Items from a dataset
[start]

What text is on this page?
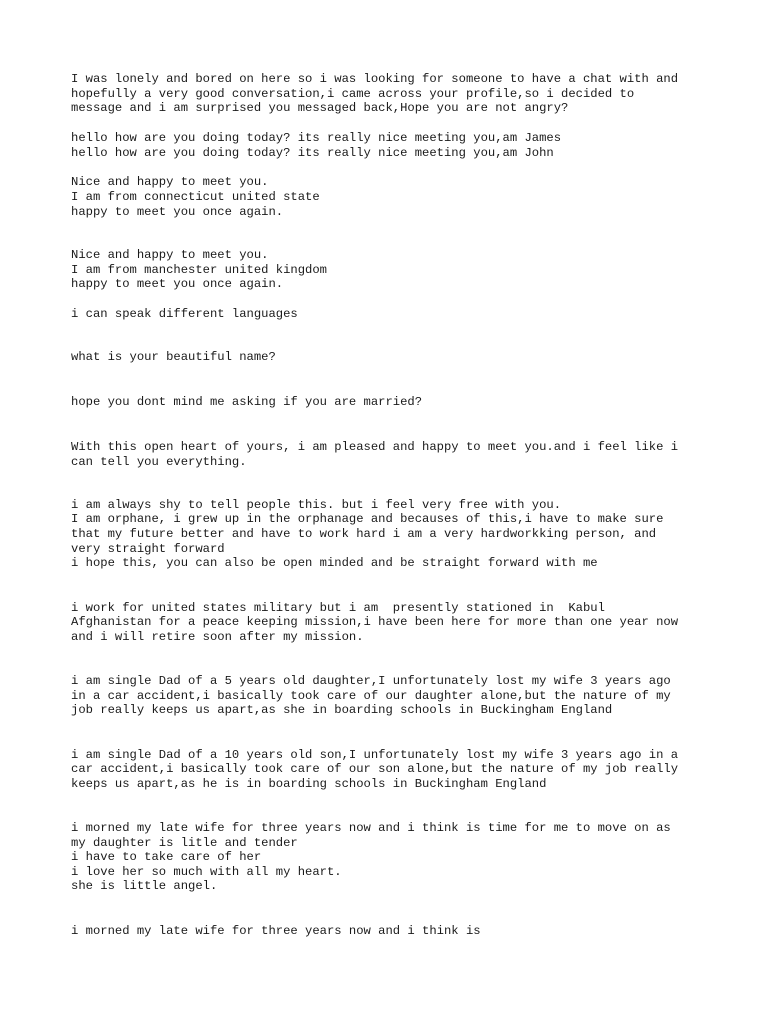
I was lonely and bored on here so i was looking for someone to have a chat with and

hopefully a very good conversation,i came across your profile,so i decided to

message and i am surprised you messaged back,Hope you are not angry?

hello how are you doing today? its really nice meeting you,am James

hello how are you doing today? its really nice meeting you,am John

Nice and happy to meet you.

I am from connecticut united state

happy to meet you once again.

Nice and happy to meet you.

I am from manchester united kingdom

happy to meet you once again.

i can speak different languages

what is your beautiful name?

hope you dont mind me asking if you are married?

With this open heart of yours, i am pleased and happy to meet you.and i feel like i

can tell you everything.

i am always shy to tell people this. but i feel very free with you.

I am orphane, i grew up in the orphanage and becauses of this,i have to make sure

that my future better and have to work hard i am a very hardworkking person, and

very straight forward

i hope this, you can also be open minded and be straight forward with me

i work for united states military but i am  presently stationed in  Kabul

Afghanistan for a peace keeping mission,i have been here for more than one year now

and i will retire soon after my mission.

i am single Dad of a 5 years old daughter,I unfortunately lost my wife 3 years ago

in a car accident,i basically took care of our daughter alone,but the nature of my

job really keeps us apart,as she in boarding schools in Buckingham England

i am single Dad of a 10 years old son,I unfortunately lost my wife 3 years ago in a

car accident,i basically took care of our son alone,but the nature of my job really

keeps us apart,as he is in boarding schools in Buckingham England

i morned my late wife for three years now and i think is time for me to move on as

my daughter is litle and tender

i have to take care of her

i love her so much with all my heart.

she is little angel.

i morned my late wife for three years now and i think is
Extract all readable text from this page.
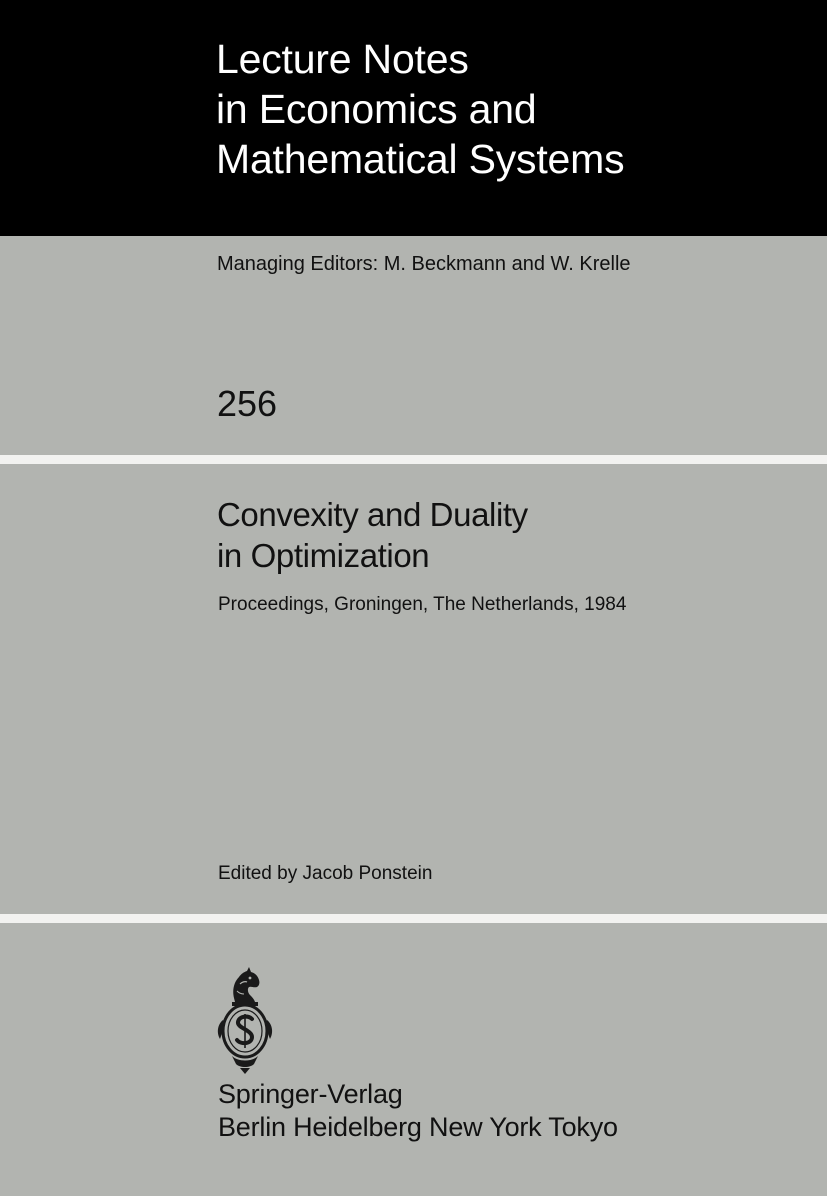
Lecture Notes
in Economics and
Mathematical Systems
Managing Editors: M. Beckmann and W. Krelle
256
Convexity and Duality
in Optimization
Proceedings, Groningen, The Netherlands, 1984
Edited by Jacob Ponstein
Springer-Verlag
Berlin Heidelberg New York Tokyo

[end]

■ WHAT TO PRODUCE: Please retype the lines from the one that contains "Extract all readable text from this page." to the final line of the records, both included, exactly as written and without any pictures.

■ EXERCISE RESPONSE:
Extract all readable text from this page.
Lecture Notes
in Economics and
Mathematical Systems
Managing Editors: M. Beckmann and W. Krelle
256
Convexity and Duality
in Optimization
Proceedings, Groningen, The Netherlands, 1984
Edited by Jacob Ponstein
Springer-Verlag
Berlin Heidelberg New York Tokyo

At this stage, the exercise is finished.